%%

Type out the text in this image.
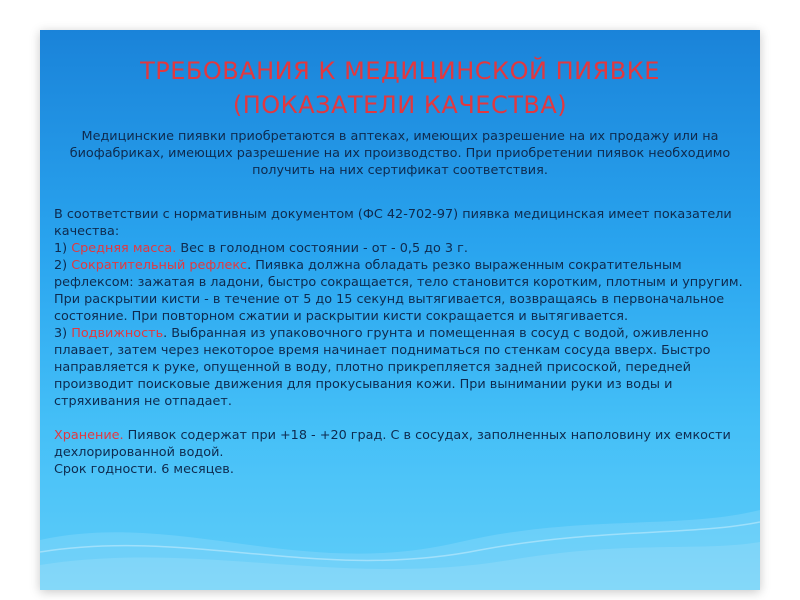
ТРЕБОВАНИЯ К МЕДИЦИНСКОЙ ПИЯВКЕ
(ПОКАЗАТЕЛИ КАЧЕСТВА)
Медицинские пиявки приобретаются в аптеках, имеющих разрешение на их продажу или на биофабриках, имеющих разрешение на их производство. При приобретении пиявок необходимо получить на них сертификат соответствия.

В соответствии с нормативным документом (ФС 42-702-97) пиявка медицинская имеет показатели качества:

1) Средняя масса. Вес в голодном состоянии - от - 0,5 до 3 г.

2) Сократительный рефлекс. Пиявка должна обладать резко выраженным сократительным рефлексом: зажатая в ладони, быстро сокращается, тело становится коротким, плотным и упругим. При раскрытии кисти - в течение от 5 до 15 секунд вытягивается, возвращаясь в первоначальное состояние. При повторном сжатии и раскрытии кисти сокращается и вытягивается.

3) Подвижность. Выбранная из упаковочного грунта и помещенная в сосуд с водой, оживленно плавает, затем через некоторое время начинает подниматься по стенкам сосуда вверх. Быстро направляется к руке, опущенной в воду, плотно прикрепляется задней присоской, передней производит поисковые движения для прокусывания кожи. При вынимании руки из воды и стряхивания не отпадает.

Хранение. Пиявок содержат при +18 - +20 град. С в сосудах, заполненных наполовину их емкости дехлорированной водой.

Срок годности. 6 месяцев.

%%
%%

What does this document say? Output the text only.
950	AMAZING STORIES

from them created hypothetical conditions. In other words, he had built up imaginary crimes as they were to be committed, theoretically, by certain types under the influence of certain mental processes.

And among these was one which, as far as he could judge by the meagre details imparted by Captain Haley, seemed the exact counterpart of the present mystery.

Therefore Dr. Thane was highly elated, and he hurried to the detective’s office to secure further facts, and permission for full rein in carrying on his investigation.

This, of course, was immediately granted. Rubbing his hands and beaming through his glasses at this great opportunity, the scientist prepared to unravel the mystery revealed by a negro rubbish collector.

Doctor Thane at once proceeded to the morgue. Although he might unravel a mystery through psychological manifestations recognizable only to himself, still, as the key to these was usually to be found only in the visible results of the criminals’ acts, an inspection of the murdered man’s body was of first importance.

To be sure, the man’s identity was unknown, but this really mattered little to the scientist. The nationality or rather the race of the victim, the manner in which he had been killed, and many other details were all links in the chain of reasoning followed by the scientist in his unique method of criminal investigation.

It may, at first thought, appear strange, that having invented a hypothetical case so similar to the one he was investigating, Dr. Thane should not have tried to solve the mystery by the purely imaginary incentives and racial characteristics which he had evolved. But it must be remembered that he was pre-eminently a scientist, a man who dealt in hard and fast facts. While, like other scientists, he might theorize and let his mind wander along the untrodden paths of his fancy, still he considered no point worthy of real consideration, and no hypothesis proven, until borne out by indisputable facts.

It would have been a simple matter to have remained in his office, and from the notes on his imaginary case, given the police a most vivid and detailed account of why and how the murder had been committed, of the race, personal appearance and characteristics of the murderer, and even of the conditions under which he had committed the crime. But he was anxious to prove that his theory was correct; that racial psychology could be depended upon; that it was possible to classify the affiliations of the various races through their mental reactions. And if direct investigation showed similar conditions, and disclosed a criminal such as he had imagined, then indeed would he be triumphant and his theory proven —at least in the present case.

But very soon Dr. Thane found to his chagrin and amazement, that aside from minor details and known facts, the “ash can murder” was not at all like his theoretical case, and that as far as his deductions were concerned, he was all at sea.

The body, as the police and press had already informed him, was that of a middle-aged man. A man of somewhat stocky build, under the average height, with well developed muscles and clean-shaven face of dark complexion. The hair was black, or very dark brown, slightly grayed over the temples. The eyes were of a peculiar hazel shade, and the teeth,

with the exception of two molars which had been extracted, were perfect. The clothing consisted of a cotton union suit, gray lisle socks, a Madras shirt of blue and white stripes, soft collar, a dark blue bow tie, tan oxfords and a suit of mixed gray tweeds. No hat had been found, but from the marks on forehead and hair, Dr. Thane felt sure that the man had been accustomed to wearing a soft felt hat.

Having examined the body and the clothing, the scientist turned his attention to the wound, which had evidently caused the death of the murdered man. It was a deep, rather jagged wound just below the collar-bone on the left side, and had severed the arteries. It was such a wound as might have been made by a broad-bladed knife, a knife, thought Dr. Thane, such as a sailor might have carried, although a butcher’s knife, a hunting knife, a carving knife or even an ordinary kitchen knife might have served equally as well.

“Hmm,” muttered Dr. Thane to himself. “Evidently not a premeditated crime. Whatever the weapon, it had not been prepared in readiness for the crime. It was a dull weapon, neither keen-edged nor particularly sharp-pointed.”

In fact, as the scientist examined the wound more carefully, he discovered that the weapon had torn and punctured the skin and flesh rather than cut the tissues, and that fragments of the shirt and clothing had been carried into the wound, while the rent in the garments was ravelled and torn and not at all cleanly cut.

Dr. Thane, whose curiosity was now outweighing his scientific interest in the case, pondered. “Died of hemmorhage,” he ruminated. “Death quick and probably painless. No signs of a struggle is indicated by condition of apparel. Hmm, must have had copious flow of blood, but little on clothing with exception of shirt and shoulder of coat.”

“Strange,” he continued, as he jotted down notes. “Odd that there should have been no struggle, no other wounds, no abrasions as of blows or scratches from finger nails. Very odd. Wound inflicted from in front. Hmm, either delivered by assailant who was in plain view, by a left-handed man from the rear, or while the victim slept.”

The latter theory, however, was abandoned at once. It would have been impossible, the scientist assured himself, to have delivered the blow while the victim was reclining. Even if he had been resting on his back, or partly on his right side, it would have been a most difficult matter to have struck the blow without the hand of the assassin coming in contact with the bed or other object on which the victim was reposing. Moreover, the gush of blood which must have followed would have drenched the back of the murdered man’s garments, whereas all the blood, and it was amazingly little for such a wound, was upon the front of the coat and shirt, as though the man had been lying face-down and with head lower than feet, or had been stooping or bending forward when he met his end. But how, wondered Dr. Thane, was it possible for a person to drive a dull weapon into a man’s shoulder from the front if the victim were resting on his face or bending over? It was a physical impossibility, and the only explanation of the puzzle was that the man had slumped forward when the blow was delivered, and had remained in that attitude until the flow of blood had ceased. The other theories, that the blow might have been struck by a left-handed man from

%%
%%

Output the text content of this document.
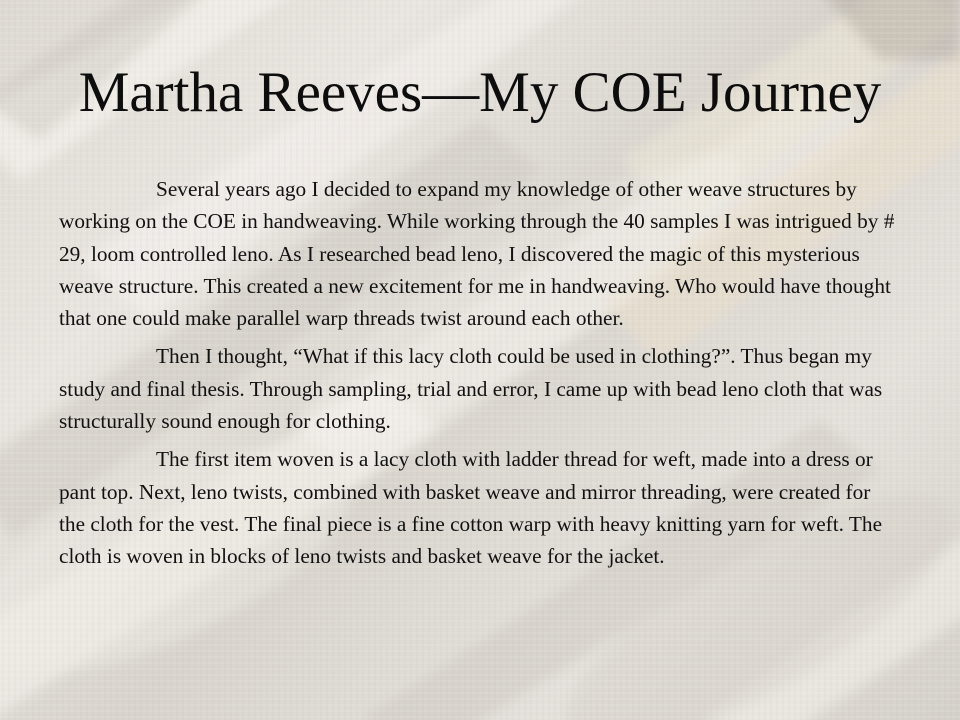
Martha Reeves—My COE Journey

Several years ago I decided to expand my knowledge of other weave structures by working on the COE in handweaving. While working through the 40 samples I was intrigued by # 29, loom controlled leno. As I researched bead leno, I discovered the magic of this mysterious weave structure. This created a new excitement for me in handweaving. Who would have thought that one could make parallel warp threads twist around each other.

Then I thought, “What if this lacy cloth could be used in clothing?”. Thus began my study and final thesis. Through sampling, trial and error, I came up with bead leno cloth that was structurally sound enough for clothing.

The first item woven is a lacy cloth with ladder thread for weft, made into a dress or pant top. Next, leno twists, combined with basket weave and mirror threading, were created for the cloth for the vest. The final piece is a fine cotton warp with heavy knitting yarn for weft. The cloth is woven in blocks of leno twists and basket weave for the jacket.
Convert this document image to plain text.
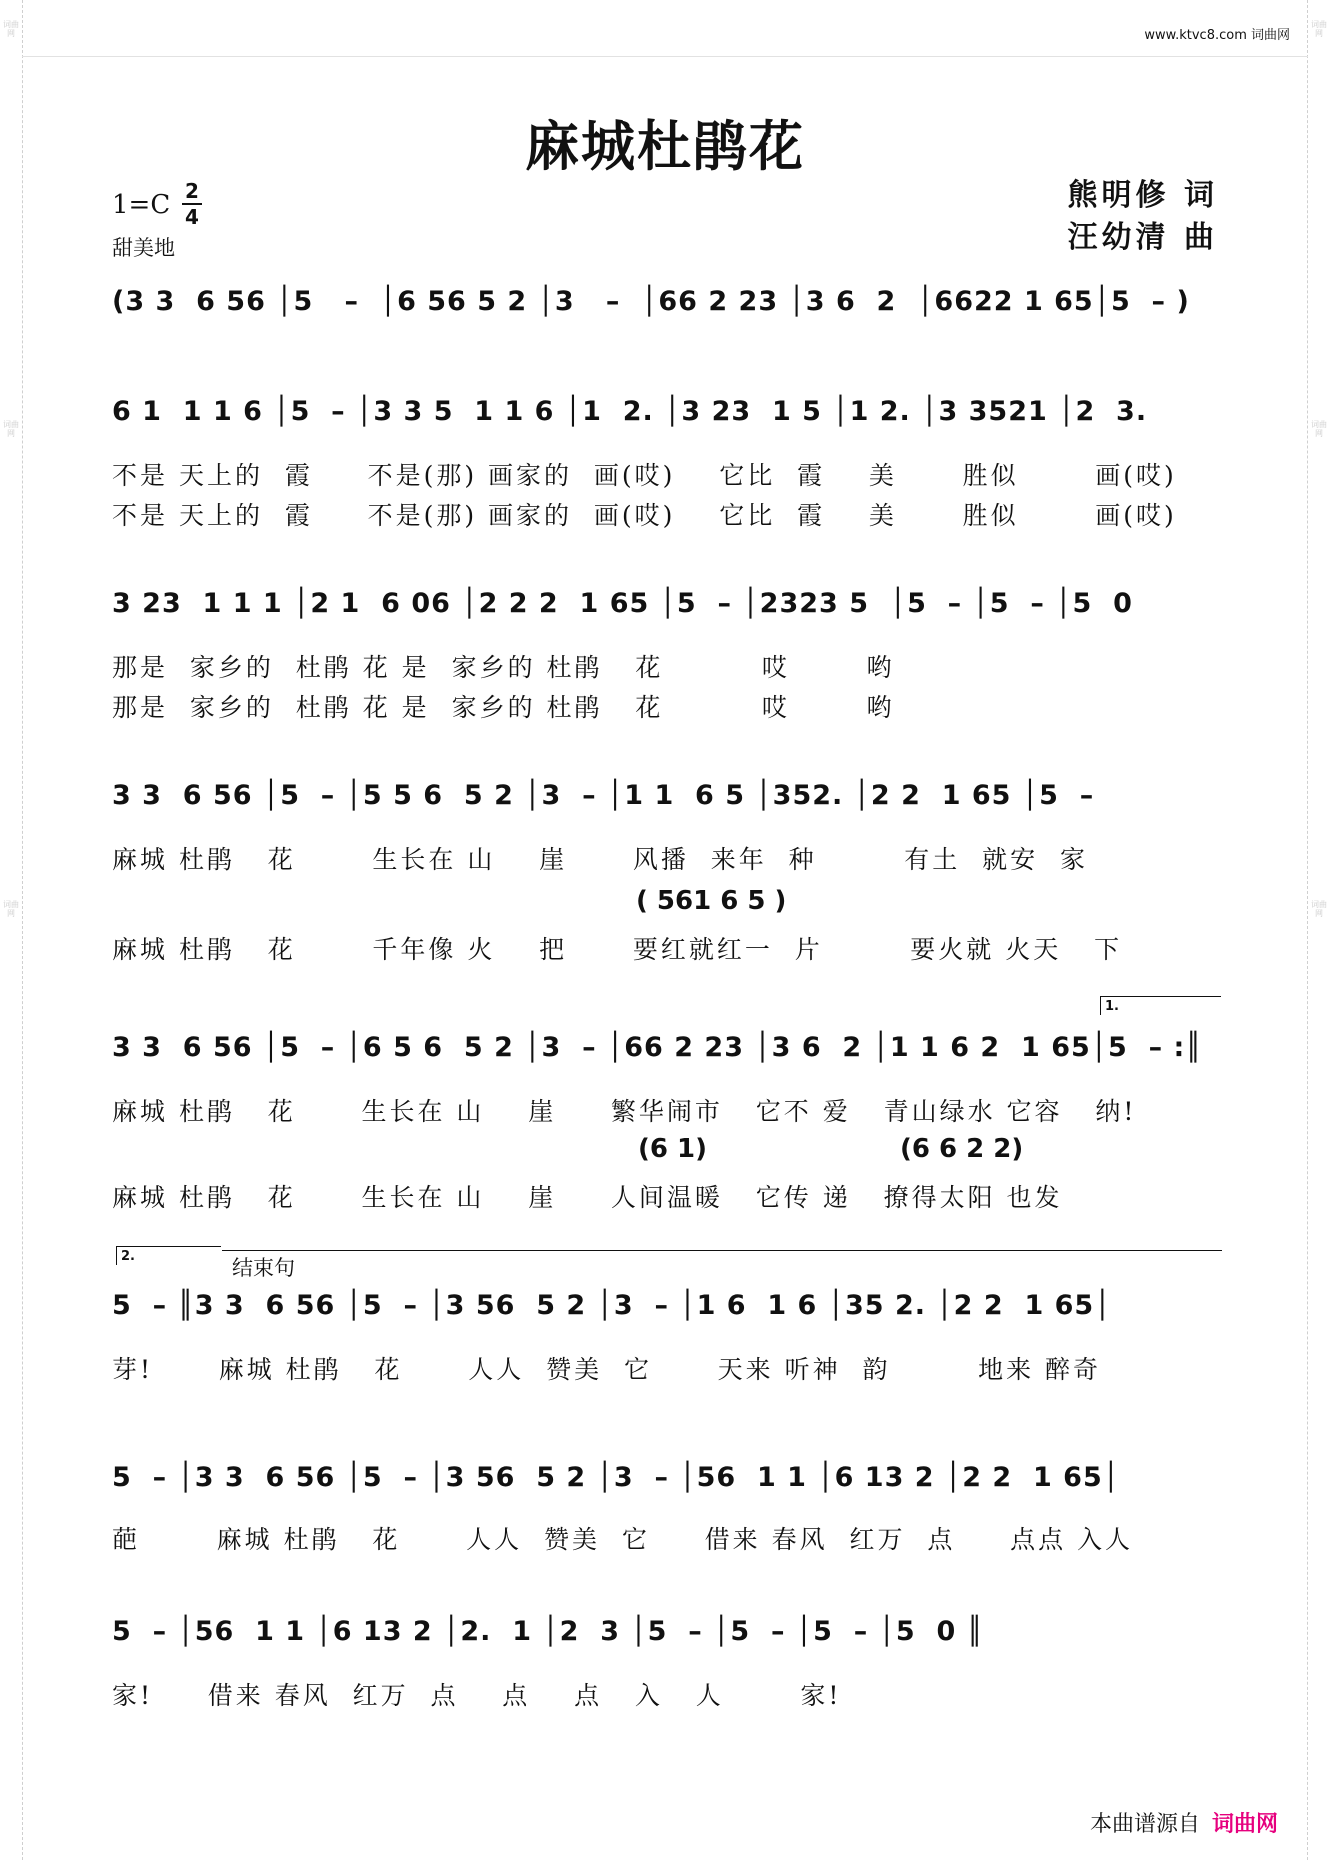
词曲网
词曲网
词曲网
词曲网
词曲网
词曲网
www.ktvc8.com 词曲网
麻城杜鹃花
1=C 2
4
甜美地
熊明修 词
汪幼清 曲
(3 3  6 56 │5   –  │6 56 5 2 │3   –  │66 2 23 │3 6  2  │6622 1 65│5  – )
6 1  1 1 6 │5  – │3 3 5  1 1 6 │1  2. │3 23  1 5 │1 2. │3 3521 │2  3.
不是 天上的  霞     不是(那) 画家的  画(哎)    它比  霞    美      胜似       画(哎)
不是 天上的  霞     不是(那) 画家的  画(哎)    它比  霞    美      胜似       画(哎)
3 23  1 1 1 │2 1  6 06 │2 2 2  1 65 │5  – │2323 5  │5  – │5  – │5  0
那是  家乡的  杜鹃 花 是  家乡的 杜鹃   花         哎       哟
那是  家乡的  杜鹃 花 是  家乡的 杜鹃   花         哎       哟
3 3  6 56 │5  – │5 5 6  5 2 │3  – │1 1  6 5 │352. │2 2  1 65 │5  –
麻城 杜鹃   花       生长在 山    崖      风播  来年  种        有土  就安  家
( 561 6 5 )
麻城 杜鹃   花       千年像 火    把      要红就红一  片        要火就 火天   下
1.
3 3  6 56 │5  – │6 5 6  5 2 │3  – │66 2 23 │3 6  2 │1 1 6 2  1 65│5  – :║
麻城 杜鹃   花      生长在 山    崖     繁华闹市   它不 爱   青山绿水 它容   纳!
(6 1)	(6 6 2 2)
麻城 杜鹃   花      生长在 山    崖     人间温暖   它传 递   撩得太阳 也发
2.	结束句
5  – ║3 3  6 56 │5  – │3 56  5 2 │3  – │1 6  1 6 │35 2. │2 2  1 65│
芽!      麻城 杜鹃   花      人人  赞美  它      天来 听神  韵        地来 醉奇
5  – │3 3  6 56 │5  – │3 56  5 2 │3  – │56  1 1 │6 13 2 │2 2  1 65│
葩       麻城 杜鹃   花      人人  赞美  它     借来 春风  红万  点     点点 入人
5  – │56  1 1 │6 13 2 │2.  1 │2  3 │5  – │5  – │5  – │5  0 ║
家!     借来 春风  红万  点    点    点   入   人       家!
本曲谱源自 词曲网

%%

### Problem statement
In the records above, find each line with the word "Output" and copy it.

### Exercise answer
What does this document say? Output the text only.
Output the text content of this document.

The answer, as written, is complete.